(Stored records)

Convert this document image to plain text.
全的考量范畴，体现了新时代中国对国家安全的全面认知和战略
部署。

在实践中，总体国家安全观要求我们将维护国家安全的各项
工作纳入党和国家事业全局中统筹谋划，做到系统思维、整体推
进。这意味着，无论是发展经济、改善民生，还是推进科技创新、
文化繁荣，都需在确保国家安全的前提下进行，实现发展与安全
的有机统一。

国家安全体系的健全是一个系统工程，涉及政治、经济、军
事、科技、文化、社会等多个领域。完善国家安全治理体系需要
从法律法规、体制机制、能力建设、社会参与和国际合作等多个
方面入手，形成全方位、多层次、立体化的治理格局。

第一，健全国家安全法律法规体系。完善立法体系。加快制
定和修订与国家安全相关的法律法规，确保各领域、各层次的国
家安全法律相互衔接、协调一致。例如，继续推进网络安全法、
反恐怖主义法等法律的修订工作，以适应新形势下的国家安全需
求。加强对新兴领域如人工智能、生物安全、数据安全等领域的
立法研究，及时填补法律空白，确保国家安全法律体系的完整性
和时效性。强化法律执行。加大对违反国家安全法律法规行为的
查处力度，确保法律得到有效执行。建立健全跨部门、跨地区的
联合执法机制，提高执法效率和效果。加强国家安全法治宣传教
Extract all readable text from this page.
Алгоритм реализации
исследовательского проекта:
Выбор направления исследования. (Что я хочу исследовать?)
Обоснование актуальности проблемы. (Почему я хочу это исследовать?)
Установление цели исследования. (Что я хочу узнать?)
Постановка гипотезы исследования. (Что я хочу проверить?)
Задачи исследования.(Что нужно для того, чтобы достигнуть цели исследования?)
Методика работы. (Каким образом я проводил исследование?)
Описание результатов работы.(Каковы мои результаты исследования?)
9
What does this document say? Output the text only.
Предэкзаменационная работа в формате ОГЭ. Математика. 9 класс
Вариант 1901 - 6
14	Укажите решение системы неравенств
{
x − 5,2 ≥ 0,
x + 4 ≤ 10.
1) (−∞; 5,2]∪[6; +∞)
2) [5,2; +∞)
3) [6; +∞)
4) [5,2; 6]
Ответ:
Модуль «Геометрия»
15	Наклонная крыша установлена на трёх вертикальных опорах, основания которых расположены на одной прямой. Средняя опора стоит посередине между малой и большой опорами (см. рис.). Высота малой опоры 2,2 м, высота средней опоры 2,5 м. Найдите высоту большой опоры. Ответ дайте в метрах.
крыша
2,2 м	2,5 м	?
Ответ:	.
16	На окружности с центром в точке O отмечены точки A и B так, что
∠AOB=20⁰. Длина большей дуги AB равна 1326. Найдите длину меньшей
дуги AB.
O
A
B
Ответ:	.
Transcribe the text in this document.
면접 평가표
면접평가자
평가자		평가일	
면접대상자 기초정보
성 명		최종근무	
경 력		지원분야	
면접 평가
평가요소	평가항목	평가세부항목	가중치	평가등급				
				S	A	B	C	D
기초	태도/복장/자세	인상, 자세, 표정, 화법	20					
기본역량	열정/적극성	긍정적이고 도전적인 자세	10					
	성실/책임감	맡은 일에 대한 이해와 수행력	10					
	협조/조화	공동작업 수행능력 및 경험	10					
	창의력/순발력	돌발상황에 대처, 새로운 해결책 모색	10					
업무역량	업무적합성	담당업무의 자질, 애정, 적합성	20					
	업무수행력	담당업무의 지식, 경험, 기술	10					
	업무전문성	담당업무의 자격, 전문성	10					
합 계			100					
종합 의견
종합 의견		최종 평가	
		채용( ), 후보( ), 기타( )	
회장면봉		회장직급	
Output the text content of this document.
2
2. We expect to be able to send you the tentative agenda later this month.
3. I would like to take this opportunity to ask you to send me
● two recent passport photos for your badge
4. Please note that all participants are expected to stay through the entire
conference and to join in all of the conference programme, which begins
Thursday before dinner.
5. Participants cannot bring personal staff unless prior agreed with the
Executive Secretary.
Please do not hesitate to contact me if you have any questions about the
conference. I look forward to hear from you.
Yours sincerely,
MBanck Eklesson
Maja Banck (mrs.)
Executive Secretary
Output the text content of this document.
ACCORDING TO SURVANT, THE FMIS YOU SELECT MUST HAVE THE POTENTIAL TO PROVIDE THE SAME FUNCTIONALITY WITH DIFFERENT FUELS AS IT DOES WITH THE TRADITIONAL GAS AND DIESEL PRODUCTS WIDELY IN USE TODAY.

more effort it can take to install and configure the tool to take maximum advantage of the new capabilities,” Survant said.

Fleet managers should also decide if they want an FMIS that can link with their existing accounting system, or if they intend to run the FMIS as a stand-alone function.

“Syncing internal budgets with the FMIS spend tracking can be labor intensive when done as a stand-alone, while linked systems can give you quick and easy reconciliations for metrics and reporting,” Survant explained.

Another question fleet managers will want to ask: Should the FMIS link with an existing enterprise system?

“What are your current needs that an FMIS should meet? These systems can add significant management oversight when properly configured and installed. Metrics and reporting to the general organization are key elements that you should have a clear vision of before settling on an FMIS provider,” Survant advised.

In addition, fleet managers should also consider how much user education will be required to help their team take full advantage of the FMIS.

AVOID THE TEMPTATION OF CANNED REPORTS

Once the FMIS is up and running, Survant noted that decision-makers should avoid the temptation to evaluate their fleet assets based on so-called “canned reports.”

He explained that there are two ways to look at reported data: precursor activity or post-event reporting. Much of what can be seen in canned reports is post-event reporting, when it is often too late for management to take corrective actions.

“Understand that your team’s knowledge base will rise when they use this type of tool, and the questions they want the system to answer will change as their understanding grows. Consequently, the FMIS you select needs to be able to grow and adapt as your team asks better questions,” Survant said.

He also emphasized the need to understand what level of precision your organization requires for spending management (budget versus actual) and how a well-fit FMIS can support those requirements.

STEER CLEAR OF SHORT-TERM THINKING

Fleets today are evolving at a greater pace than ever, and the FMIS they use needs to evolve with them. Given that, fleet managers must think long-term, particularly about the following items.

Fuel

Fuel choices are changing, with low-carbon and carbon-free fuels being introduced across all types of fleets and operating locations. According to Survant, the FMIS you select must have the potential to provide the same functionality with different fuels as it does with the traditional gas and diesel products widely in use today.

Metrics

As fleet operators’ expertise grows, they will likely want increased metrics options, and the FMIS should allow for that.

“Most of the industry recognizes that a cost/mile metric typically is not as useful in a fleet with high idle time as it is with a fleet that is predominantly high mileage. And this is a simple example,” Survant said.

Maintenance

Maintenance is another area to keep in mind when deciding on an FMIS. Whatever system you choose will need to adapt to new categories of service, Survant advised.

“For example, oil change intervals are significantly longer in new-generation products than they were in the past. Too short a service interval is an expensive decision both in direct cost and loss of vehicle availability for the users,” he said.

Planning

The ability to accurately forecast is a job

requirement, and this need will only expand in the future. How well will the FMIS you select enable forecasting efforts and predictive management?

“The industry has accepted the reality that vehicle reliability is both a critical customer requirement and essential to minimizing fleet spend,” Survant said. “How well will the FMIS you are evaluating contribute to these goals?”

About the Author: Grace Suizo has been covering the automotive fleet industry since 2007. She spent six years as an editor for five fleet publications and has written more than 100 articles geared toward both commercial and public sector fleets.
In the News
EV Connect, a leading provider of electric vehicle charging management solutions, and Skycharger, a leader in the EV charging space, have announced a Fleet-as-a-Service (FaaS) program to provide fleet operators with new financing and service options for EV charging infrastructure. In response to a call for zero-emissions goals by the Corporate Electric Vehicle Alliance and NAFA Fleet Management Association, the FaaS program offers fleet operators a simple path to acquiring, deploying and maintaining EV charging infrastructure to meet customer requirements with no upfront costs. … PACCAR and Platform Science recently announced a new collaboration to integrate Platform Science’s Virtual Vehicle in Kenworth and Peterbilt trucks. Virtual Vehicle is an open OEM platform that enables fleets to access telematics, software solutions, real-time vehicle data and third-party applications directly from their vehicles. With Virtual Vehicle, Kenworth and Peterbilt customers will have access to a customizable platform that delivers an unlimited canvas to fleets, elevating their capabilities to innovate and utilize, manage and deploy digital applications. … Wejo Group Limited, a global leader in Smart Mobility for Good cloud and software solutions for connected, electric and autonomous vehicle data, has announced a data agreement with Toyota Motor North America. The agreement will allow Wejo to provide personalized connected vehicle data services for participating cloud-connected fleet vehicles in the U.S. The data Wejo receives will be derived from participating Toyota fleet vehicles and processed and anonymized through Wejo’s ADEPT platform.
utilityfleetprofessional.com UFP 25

--- Required work ---
Copy each line of the listing in which the word "change" can be found.

--- Response to this task ---
“Understand that your team’s knowledge base will rise when they use this type of tool, and the questions they want the system to answer will change as their understanding grows. Consequently, the FMIS you select needs to be able to grow and adapt as your team asks better questions,” Survant said.
“For example, oil change intervals are significantly longer in new-generation products than they were in the past. Too short a service interval is an expensive decision both in direct cost and loss of vehicle availability for the users,” he said.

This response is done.